[Data extracted from a collection]

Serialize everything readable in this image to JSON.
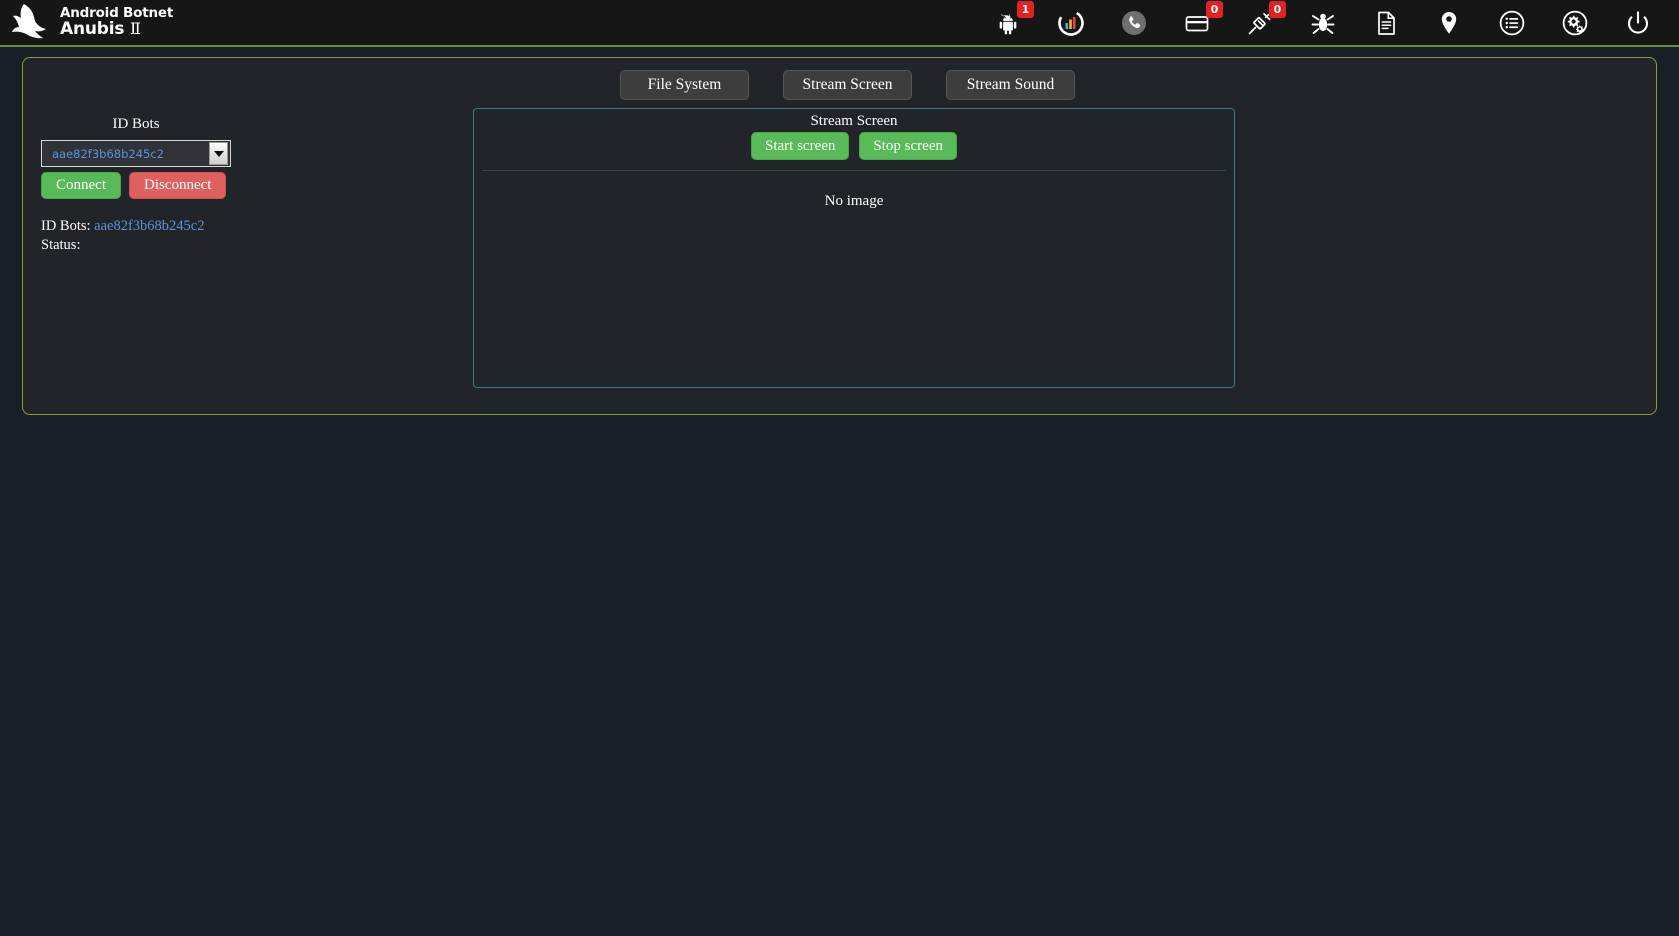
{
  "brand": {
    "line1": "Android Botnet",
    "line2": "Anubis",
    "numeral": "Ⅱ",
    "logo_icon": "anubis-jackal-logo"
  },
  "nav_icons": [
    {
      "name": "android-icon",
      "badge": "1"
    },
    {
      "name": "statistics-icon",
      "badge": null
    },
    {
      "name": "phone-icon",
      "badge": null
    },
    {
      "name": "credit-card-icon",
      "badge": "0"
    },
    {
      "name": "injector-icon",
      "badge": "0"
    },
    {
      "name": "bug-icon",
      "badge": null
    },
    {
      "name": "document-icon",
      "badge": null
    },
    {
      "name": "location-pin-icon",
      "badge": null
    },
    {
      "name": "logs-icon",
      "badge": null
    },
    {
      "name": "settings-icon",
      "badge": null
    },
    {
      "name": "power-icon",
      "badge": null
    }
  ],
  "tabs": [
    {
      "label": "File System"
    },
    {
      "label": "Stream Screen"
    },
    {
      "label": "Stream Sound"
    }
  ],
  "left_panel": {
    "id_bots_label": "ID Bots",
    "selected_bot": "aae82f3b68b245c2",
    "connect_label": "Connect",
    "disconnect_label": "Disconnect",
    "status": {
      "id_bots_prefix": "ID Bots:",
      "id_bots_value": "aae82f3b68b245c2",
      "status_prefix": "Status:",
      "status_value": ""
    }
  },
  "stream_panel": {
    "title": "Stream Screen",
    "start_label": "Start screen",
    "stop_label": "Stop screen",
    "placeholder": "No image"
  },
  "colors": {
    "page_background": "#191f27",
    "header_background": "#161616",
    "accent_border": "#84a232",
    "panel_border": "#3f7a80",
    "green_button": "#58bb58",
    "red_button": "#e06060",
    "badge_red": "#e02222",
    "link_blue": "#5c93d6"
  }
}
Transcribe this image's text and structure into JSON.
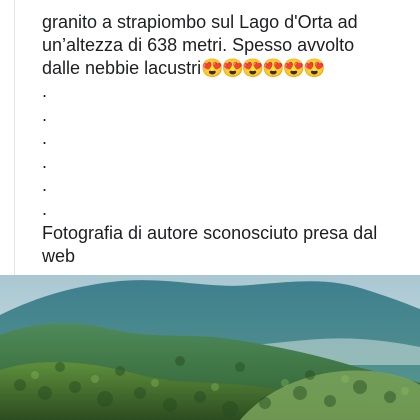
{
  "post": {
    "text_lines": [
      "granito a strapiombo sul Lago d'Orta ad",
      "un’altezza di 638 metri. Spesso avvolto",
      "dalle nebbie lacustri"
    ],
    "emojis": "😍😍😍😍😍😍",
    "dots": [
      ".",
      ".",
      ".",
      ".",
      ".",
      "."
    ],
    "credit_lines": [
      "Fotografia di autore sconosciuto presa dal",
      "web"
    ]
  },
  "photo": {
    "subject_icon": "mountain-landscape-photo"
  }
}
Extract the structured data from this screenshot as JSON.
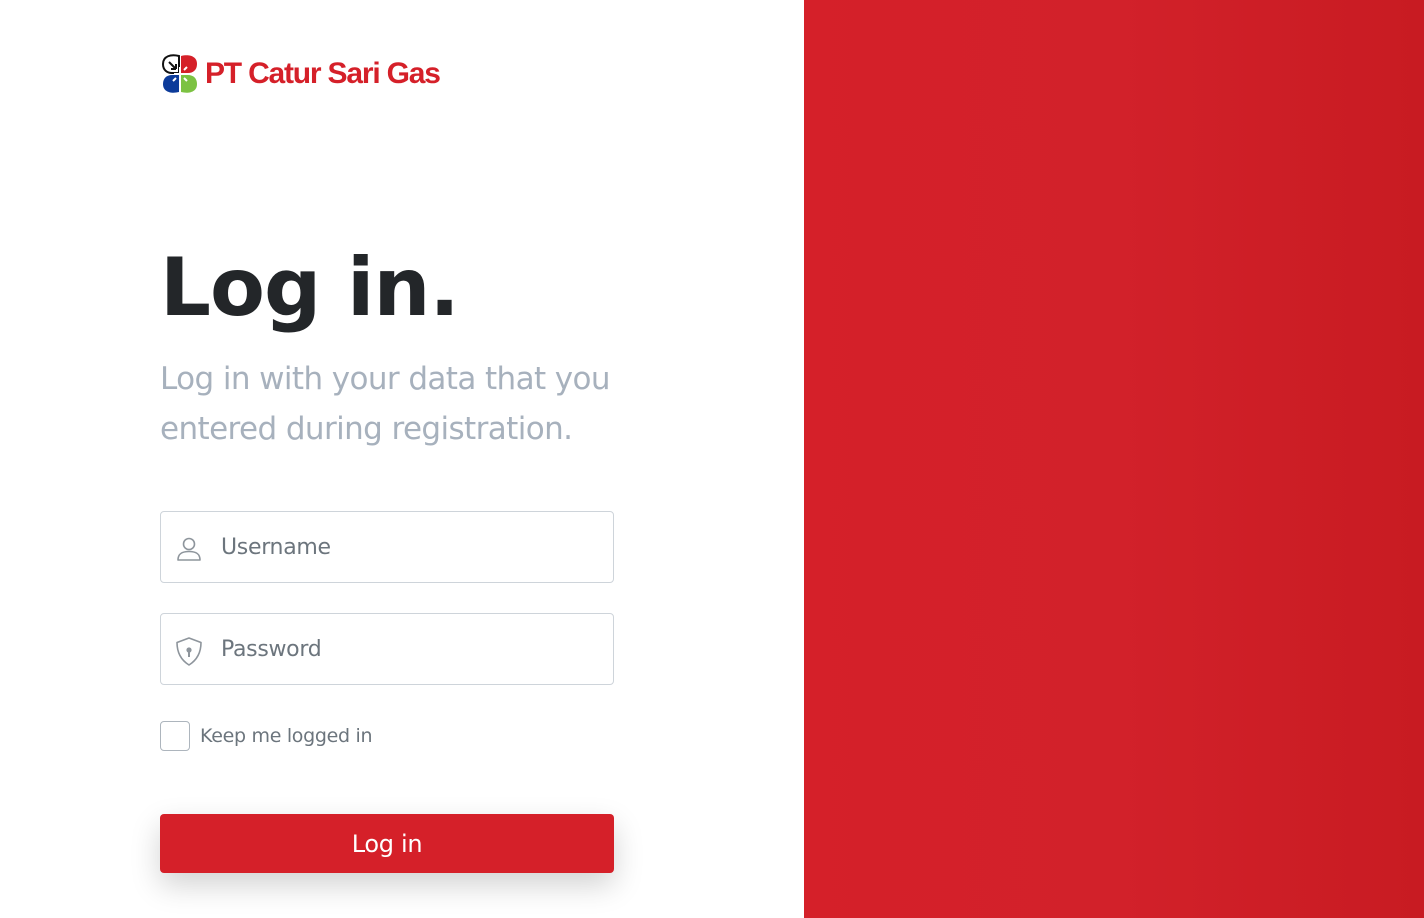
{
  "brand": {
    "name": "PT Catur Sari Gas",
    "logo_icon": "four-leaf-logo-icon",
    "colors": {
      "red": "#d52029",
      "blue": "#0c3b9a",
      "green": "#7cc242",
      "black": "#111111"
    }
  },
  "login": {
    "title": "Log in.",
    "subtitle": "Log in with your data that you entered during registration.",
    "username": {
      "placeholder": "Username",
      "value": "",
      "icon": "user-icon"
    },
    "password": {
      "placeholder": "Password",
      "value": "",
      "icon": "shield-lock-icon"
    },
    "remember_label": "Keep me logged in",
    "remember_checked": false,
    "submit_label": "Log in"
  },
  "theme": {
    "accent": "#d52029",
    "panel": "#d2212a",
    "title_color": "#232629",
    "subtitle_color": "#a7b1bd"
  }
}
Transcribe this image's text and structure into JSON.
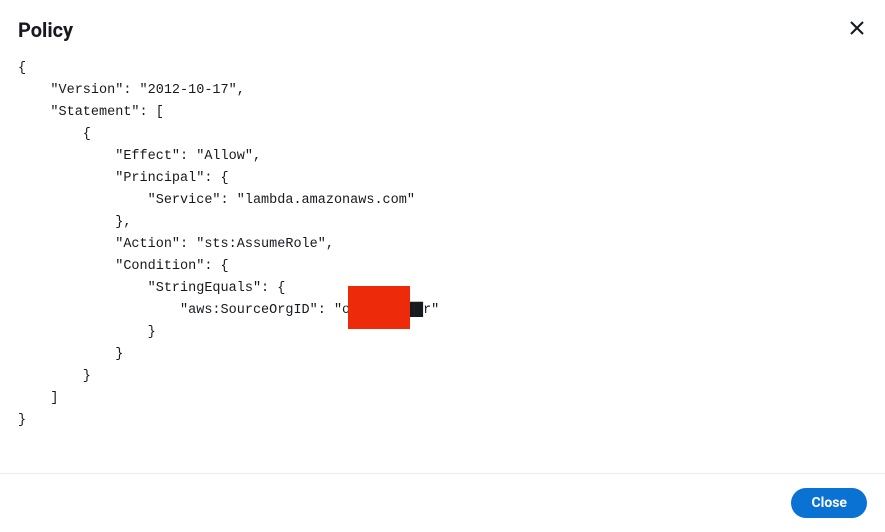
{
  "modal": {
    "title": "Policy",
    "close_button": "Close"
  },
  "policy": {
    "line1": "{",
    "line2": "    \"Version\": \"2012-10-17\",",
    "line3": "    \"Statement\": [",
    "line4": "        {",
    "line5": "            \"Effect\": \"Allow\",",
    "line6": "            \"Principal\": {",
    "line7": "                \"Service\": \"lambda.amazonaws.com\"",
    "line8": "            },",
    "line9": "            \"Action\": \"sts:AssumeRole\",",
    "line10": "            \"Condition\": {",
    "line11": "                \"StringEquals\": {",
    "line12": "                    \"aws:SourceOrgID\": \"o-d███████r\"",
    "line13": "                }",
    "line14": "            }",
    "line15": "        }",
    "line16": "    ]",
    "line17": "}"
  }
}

=== Written problem ===
Search the preceding listing for the word "placeholder" and pull out every line that holds it.

=== Result of this task ===
    "placeholder": "No image"
      "placeholder": "Username",
      "placeholder": "Password",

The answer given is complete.